___ Page ___
IRC channel logs

2022-07-22.log

back to list of logs

<muurkha>wrote my first RISC-V assembly program last night
<muurkha>I feel like RISC-V assembly is not as easy to read as i386, amd64, or m86k?
<muurkha>in part just because it's longer but also because the operand order in the standard assembly syntax is so inconsistent
<muurkha>or is it just unfamiliarity?
<stikonas[m]>muurkha: only sd instruction has somewhat different order
<muurkha>also sw, sh, sb
<stikonas[m]>well, yes, same thing
<stikonas[m]>but basically it is explained that it uses 2 source registers
<stikonas[m]>rather that source and destination
<muurkha>and t3 is not a destination register in bne t3, t4, overflow
<stikonas[m]>But in general I find it easy enough to read after working on stage0-posix
<muurkha>that's good! there's still hope for me yet
<stikonas[m]>Probably just takes time to get used to if you worked with other asm
<stikonas[m]>I just started with risc-v
<stikonas[m]>Well B instructions just compare two values...
<muurkha>or sometimes one, as in bnez t3, foo
<stikonas[m]>I only found those SD, etc a bit unintuitive
<stikonas[m]>Well yes but that's just shorthand for bne zero, t3, foo
<muurkha>right
<muurkha>possibly part of the problem is that I'm mostly reading disassembled GCC output :)
<stikonas[m]>Oh that might be less readable
<stikonas[m]>M0 riscv is somewhat different though
<stikonas[m]>E.g. see https://github.com/oriansj/stage0-posix-riscv64/blob/master/Development/hex2_riscv64.M1
<stikonas[m]>zero is always implicit in M0
<muurkha>yeah, I don't know if M0/M1 is more or less readable syntactically
<muurkha>but surely your code is more mentally coherent than GCC's output
<stikonas[m]>I don't know either
<stikonas[m]>It's just different
<stikonas[m]>But far easier to parse for assembler
<stikonas[m]>I guess it's like at&t vs Intel syntax
<stikonas[m]>At&t is easier to parse for assembler
<stikonas[m]>But maybe Intel syntax is easier for humans to read
<muurkha>maybe, dunno
<muurkha>I prefer the AT&T mov source, dest syntax to the Intel mov dest, source syntax
<stikonas[m]>Well, it's not just that. It is also more explicit, e.g. registers are with %, etc
<muurkha>in some cases; in other cases AT&T syntax is less explicit
<muurkha>one particularly egregious example is that mov 15, %eax is a segfault
<muurkha>you meant mov $15, %eax
<muurkha>the other case is that I think (%ebp,%esi,4) is less explicit than [EBP + ESI*4]
<stikonas[m]>It's harder to parse esi*4
<stikonas[m]>Than %esi,4
<stikonas[m]>(I mean automatically parse for assembler, not humans)
___
*Set tasks*
A. Write out the records verbatim, from their first line through the line with "- nq-point: [356, 148, 364, 157]".
B. Extend the IRC log on assembly syntax past its last line.
___ Recorded data ___
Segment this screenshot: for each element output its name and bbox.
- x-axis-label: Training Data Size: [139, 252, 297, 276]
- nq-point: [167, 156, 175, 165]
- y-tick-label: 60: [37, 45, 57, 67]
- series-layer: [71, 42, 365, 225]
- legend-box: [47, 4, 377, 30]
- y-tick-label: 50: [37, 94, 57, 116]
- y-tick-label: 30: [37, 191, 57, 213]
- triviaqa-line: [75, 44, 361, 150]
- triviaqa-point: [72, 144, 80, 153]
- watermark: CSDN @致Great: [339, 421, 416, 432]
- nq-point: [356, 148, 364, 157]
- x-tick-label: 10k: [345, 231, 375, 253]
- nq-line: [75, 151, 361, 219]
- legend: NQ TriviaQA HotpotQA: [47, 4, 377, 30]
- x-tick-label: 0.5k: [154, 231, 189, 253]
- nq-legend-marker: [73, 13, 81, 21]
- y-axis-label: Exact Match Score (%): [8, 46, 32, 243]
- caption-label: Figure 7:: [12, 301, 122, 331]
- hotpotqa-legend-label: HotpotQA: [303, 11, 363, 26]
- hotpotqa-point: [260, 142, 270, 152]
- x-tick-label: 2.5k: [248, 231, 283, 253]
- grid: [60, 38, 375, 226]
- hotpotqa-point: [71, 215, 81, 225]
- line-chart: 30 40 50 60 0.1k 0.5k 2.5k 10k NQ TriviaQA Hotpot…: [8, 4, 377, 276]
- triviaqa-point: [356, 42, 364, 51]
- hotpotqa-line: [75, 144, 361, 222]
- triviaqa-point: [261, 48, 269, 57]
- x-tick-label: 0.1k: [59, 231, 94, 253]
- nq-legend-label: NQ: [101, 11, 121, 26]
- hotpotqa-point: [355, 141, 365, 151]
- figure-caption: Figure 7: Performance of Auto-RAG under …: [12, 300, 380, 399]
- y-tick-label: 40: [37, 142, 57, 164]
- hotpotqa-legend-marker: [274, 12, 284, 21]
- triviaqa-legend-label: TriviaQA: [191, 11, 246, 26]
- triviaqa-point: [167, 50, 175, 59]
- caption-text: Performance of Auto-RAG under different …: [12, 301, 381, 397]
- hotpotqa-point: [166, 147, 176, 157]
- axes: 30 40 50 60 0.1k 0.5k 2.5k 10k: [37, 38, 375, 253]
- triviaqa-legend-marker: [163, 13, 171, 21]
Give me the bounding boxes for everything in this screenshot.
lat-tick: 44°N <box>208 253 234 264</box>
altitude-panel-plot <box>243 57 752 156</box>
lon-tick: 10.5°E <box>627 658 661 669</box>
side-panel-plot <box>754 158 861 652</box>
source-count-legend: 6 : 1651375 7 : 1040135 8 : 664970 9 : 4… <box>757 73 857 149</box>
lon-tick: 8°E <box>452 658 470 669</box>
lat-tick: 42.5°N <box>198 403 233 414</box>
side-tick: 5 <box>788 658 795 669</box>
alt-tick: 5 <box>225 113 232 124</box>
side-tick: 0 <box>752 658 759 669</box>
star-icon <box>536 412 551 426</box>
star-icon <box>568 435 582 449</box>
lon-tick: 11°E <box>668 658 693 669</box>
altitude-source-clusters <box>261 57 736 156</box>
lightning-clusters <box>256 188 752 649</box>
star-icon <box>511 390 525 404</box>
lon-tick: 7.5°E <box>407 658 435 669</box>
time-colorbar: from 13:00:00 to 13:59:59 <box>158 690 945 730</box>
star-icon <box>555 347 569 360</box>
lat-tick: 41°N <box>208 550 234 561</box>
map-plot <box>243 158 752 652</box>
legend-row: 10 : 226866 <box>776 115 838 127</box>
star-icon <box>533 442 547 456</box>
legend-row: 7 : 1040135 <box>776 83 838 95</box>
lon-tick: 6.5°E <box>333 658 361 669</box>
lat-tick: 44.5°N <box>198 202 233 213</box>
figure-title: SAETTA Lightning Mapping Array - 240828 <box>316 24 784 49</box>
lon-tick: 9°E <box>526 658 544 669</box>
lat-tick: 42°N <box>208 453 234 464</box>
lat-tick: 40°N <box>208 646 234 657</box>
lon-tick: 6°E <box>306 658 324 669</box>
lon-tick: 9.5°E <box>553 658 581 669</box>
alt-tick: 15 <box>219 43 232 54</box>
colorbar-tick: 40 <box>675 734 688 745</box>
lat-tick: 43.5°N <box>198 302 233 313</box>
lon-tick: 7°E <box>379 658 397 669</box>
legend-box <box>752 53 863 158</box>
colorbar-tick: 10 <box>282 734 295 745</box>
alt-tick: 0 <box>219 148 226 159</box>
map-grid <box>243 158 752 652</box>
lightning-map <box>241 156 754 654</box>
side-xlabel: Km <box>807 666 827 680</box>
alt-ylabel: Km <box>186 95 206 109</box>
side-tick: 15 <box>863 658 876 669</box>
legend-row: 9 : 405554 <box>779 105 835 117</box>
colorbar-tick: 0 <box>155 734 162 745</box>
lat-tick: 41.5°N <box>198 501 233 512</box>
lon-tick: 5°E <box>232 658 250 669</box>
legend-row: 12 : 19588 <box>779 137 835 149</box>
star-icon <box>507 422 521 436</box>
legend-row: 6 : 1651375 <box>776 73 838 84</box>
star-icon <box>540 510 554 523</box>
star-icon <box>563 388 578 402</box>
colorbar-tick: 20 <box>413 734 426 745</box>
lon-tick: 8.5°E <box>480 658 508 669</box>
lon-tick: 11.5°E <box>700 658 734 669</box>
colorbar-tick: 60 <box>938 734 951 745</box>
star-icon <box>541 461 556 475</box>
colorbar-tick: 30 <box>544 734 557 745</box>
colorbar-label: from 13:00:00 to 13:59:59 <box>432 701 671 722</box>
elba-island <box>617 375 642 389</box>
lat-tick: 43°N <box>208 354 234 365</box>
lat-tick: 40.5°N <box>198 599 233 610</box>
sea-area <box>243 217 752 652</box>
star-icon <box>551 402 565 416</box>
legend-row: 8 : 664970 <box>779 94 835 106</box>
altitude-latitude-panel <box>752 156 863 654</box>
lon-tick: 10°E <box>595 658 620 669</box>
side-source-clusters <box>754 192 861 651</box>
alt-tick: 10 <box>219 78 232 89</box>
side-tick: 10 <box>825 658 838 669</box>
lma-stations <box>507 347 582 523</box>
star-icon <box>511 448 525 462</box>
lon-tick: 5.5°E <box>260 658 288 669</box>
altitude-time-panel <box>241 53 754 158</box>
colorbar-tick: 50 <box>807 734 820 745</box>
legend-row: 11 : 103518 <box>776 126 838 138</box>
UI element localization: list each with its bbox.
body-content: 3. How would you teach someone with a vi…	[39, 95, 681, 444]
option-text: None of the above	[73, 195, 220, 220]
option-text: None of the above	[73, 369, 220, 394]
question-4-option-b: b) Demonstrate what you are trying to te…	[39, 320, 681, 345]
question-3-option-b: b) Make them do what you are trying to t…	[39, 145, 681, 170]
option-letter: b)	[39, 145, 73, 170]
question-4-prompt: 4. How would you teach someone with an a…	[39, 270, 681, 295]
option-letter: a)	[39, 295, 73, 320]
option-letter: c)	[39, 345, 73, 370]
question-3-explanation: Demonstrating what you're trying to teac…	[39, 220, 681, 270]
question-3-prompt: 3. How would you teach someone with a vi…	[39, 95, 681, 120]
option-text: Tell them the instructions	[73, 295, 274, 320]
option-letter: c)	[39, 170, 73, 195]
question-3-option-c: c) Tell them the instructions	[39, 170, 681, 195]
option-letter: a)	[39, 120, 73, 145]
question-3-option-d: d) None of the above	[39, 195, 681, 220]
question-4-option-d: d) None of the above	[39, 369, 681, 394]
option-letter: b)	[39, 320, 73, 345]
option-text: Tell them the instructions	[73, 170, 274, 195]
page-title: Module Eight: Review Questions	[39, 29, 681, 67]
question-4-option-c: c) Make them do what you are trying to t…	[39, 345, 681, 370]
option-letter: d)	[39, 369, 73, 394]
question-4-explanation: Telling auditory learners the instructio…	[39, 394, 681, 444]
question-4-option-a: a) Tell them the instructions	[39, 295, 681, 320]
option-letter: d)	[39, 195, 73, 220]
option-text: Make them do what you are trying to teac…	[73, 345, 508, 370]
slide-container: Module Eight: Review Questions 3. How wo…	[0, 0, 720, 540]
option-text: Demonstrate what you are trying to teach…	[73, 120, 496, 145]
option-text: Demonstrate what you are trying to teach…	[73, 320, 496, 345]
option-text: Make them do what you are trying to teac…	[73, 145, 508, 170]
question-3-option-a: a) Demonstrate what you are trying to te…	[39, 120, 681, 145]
___
*Per-task answers*
A.
Segment this screenshot: for each element output its name and bbox.
- x-axis-label: Training Data Size: [139, 252, 297, 276]
- nq-point: [167, 156, 175, 165]
- y-tick-label: 60: [37, 45, 57, 67]
- series-layer: [71, 42, 365, 225]
- legend-box: [47, 4, 377, 30]
- y-tick-label: 50: [37, 94, 57, 116]
- y-tick-label: 30: [37, 191, 57, 213]
- triviaqa-line: [75, 44, 361, 150]
- triviaqa-point: [72, 144, 80, 153]
- watermark: CSDN @致Great: [339, 421, 416, 432]
- nq-point: [356, 148, 364, 157]

B.
<muurkha>plausibly, yeah
<jbowen>I feel like it's more a matter of which you learn first. My first exposure to asm was Intel x86 and it still feels like "home" to me, even though I've probably written more lines of 6502 for MCUs than x86 code
<muurkha>I also feel like i386 is a bit higher level than RISC-V
<muurkha>I mean, consider addl $3192, (%ebp, %esi, 4)
<muurkha>in unabbreviated RISC-V assembly that's something like slli t1, a0, 2; add t1, s0, t1; lw t2, (t1); lui t3, 1; addi t3, t3, 904; add t2, t3, t3; sw t2, (t1)
<muurkha>except the 904 is wrong
<muurkha>that's kind of an extreme case though
<jbowen>Yeah, i386 is CISC, so you'll have more "programmer friendly" instructions
<muurkha>yeah
<muurkha>even a lot of RISCs are terser though
<muurkha>I mean RISC-V had good reasons for not including ARM-like LDM/STM or SPARC-like register windows
<muurkha>or ARM-like ubiquitous bitshifts or predication
<muurkha>whatever, compared to a 6502 I guess it's all luxury ;)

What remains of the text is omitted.